__What is asked__
Omit the images, then output each of the records below exactly.

======== Recorded information

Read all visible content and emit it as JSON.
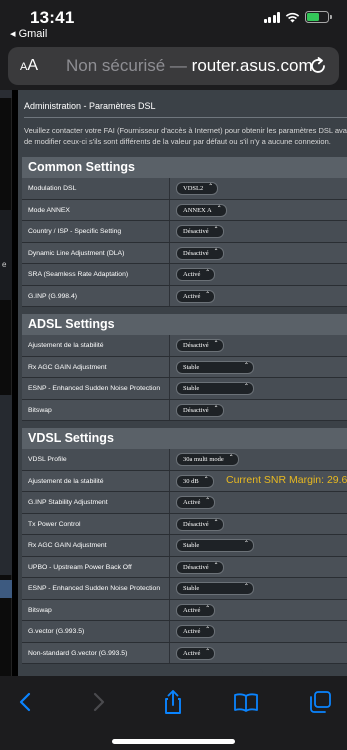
{
  "status": {
    "time": "13:41",
    "back_app": "◂ Gmail"
  },
  "browser": {
    "text_size_label": "AA",
    "not_secure": "Non sécurisé —",
    "domain": "router.asus.com"
  },
  "page": {
    "title": "Administration - Paramètres DSL",
    "description": "Veuillez contacter votre FAI (Fournisseur d'accès à Internet) pour obtenir les paramètres DSL avant de modifier ceux-ci s'ils sont différents de la valeur par défaut ou s'il n'y a aucune connexion. quelconque.",
    "left_edge_char": "e"
  },
  "common": {
    "title": "Common Settings",
    "rows": [
      {
        "label": "Modulation DSL",
        "value": "VDSL2"
      },
      {
        "label": "Mode ANNEX",
        "value": "ANNEX A"
      },
      {
        "label": "Country / ISP - Specific Setting",
        "value": "Désactivé"
      },
      {
        "label": "Dynamic Line Adjustment (DLA)",
        "value": "Désactivé"
      },
      {
        "label": "SRA (Seamless Rate Adaptation)",
        "value": "Activé"
      },
      {
        "label": "G.INP (G.998.4)",
        "value": "Activé"
      }
    ]
  },
  "adsl": {
    "title": "ADSL Settings",
    "rows": [
      {
        "label": "Ajustement de la stabilité",
        "value": "Désactivé"
      },
      {
        "label": "Rx AGC GAIN Adjustment",
        "value": "Stable"
      },
      {
        "label": "ESNP - Enhanced Sudden Noise Protection",
        "value": "Stable"
      },
      {
        "label": "Bitswap",
        "value": "Désactivé"
      }
    ]
  },
  "vdsl": {
    "title": "VDSL Settings",
    "rows": [
      {
        "label": "VDSL Profile",
        "value": "30a multi mode"
      },
      {
        "label": "Ajustement de la stabilité",
        "value": "30 dB"
      },
      {
        "label": "G.INP Stability Adjustment",
        "value": "Activé"
      },
      {
        "label": "Tx Power Control",
        "value": "Désactivé"
      },
      {
        "label": "Rx AGC GAIN Adjustment",
        "value": "Stable"
      },
      {
        "label": "UPBO - Upstream Power Back Off",
        "value": "Désactivé"
      },
      {
        "label": "ESNP - Enhanced Sudden Noise Protection",
        "value": "Stable"
      },
      {
        "label": "Bitswap",
        "value": "Activé"
      },
      {
        "label": "G.vector (G.993.5)",
        "value": "Activé"
      },
      {
        "label": "Non-standard G.vector (G.993.5)",
        "value": "Activé"
      }
    ],
    "snr_text": "Current SNR Margin: 29.6"
  },
  "toolbar_icons": [
    "back-icon",
    "forward-icon",
    "share-icon",
    "bookmarks-icon",
    "tabs-icon"
  ],
  "colors": {
    "accent": "#0a84ff",
    "snr": "#e8b920",
    "battery": "#34c759"
  }
}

================

__Exercise answer__
Read all visible content and emit it as JSON.
{
  "status": {
    "time": "13:41",
    "back_app": "◂ Gmail"
  },
  "browser": {
    "text_size_label": "AA",
    "not_secure": "Non sécurisé —",
    "domain": "router.asus.com"
  },
  "page": {
    "title": "Administration - Paramètres DSL",
    "description": "Veuillez contacter votre FAI (Fournisseur d'accès à Internet) pour obtenir les paramètres DSL avant de modifier ceux-ci s'ils sont différents de la valeur par défaut ou s'il n'y a aucune connexion. quelconque.",
    "left_edge_char": "e"
  },
  "common": {
    "title": "Common Settings",
    "rows": [
      {
        "label": "Modulation DSL",
        "value": "VDSL2"
      },
      {
        "label": "Mode ANNEX",
        "value": "ANNEX A"
      },
      {
        "label": "Country / ISP - Specific Setting",
        "value": "Désactivé"
      },
      {
        "label": "Dynamic Line Adjustment (DLA)",
        "value": "Désactivé"
      },
      {
        "label": "SRA (Seamless Rate Adaptation)",
        "value": "Activé"
      },
      {
        "label": "G.INP (G.998.4)",
        "value": "Activé"
      }
    ]
  },
  "adsl": {
    "title": "ADSL Settings",
    "rows": [
      {
        "label": "Ajustement de la stabilité",
        "value": "Désactivé"
      },
      {
        "label": "Rx AGC GAIN Adjustment",
        "value": "Stable"
      },
      {
        "label": "ESNP - Enhanced Sudden Noise Protection",
        "value": "Stable"
      },
      {
        "label": "Bitswap",
        "value": "Désactivé"
      }
    ]
  },
  "vdsl": {
    "title": "VDSL Settings",
    "rows": [
      {
        "label": "VDSL Profile",
        "value": "30a multi mode"
      },
      {
        "label": "Ajustement de la stabilité",
        "value": "30 dB"
      },
      {
        "label": "G.INP Stability Adjustment",
        "value": "Activé"
      },
      {
        "label": "Tx Power Control",
        "value": "Désactivé"
      },
      {
        "label": "Rx AGC GAIN Adjustment",
        "value": "Stable"
      },
      {
        "label": "UPBO - Upstream Power Back Off",
        "value": "Désactivé"
      },
      {
        "label": "ESNP - Enhanced Sudden Noise Protection",
        "value": "Stable"
      },
      {
        "label": "Bitswap",
        "value": "Activé"
      },
      {
        "label": "G.vector (G.993.5)",
        "value": "Activé"
      },
      {
        "label": "Non-standard G.vector (G.993.5)",
        "value": "Activé"
      }
    ],
    "snr_text": "Current SNR Margin: 29.6"
  },
  "toolbar_icons": [
    "back-icon",
    "forward-icon",
    "share-icon",
    "bookmarks-icon",
    "tabs-icon"
  ],
  "colors": {
    "accent": "#0a84ff",
    "snr": "#e8b920",
    "battery": "#34c759"
  }
}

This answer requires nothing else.